Task description >> Please write the listing below out again exactly, leaving every picture behind.

- - -

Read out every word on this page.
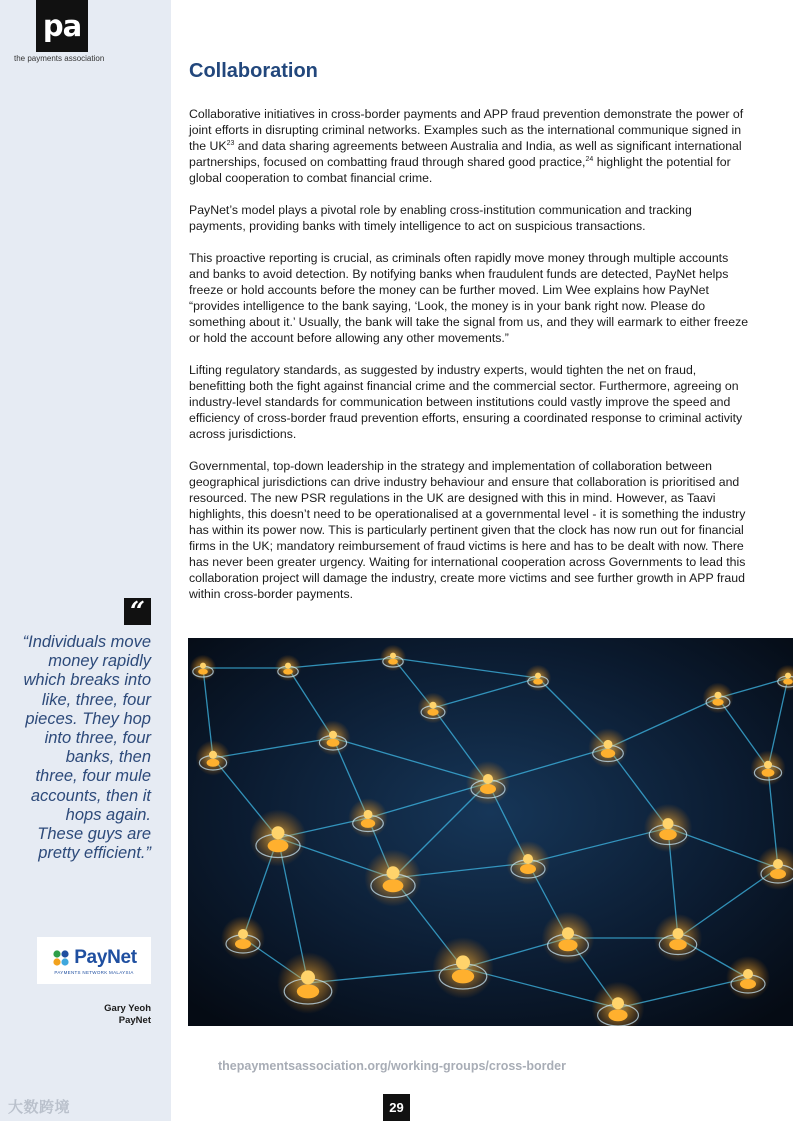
pa
the payments association
“
“Individuals move money rapidly which breaks into like, three, four pieces. They hop into three, four banks, then three, four mule accounts, then it hops again. These guys are pretty efficient.”
PayNet
PAYMENTS NETWORK MALAYSIA
Gary Yeoh
PayNet
大数跨境
Collaboration

Collaborative initiatives in cross-border payments and APP fraud prevention demonstrate the power of joint efforts in disrupting criminal networks. Examples such as the international communique signed in the UK$^{23}$ and data sharing agreements between Australia and India, as well as significant international partnerships, focused on combatting fraud through shared good practice,$^{24}$ highlight the potential for global cooperation to combat financial crime.

PayNet’s model plays a pivotal role by enabling cross-institution communication and tracking payments, providing banks with timely intelligence to act on suspicious transactions.

This proactive reporting is crucial, as criminals often rapidly move money through multiple accounts and banks to avoid detection. By notifying banks when fraudulent funds are detected, PayNet helps freeze or hold accounts before the money can be further moved. Lim Wee explains how PayNet “provides intelligence to the bank saying, ‘Look, the money is in your bank right now. Please do something about it.’ Usually, the bank will take the signal from us, and they will earmark to either freeze or hold the account before allowing any other movements.”

Lifting regulatory standards, as suggested by industry experts, would tighten the net on fraud, benefitting both the fight against financial crime and the commercial sector. Furthermore, agreeing on industry-level standards for communication between institutions could vastly improve the speed and efficiency of cross-border fraud prevention efforts, ensuring a coordinated response to criminal activity across jurisdictions.

Governmental, top-down leadership in the strategy and implementation of collaboration between geographical jurisdictions can drive industry behaviour and ensure that collaboration is prioritised and resourced. The new PSR regulations in the UK are designed with this in mind. However, as Taavi highlights, this doesn’t need to be operationalised at a governmental level - it is something the industry has within its power now. This is particularly pertinent given that the clock has now run out for financial firms in the UK; mandatory reimbursement of fraud victims is here and has to be dealt with now. There has never been greater urgency. Waiting for international cooperation across Governments to lead this collaboration project will damage the industry, create more victims and see further growth in APP fraud within cross-border payments.

thepaymentsassociation.org/working-groups/cross-border
29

- - -

Output below >>
Read out every word on this page.
pa
the payments association
“
“Individuals move money rapidly which breaks into like, three, four pieces. They hop into three, four banks, then three, four mule accounts, then it hops again. These guys are pretty efficient.”
PayNet
PAYMENTS NETWORK MALAYSIA
Gary Yeoh
PayNet
大数跨境
Collaboration

Collaborative initiatives in cross-border payments and APP fraud prevention demonstrate the power of joint efforts in disrupting criminal networks. Examples such as the international communique signed in the UK$^{23}$ and data sharing agreements between Australia and India, as well as significant international partnerships, focused on combatting fraud through shared good practice,$^{24}$ highlight the potential for global cooperation to combat financial crime.

PayNet’s model plays a pivotal role by enabling cross-institution communication and tracking payments, providing banks with timely intelligence to act on suspicious transactions.

This proactive reporting is crucial, as criminals often rapidly move money through multiple accounts and banks to avoid detection. By notifying banks when fraudulent funds are detected, PayNet helps freeze or hold accounts before the money can be further moved. Lim Wee explains how PayNet “provides intelligence to the bank saying, ‘Look, the money is in your bank right now. Please do something about it.’ Usually, the bank will take the signal from us, and they will earmark to either freeze or hold the account before allowing any other movements.”

Lifting regulatory standards, as suggested by industry experts, would tighten the net on fraud, benefitting both the fight against financial crime and the commercial sector. Furthermore, agreeing on industry-level standards for communication between institutions could vastly improve the speed and efficiency of cross-border fraud prevention efforts, ensuring a coordinated response to criminal activity across jurisdictions.

Governmental, top-down leadership in the strategy and implementation of collaboration between geographical jurisdictions can drive industry behaviour and ensure that collaboration is prioritised and resourced. The new PSR regulations in the UK are designed with this in mind. However, as Taavi highlights, this doesn’t need to be operationalised at a governmental level - it is something the industry has within its power now. This is particularly pertinent given that the clock has now run out for financial firms in the UK; mandatory reimbursement of fraud victims is here and has to be dealt with now. There has never been greater urgency. Waiting for international cooperation across Governments to lead this collaboration project will damage the industry, create more victims and see further growth in APP fraud within cross-border payments.

thepaymentsassociation.org/working-groups/cross-border
29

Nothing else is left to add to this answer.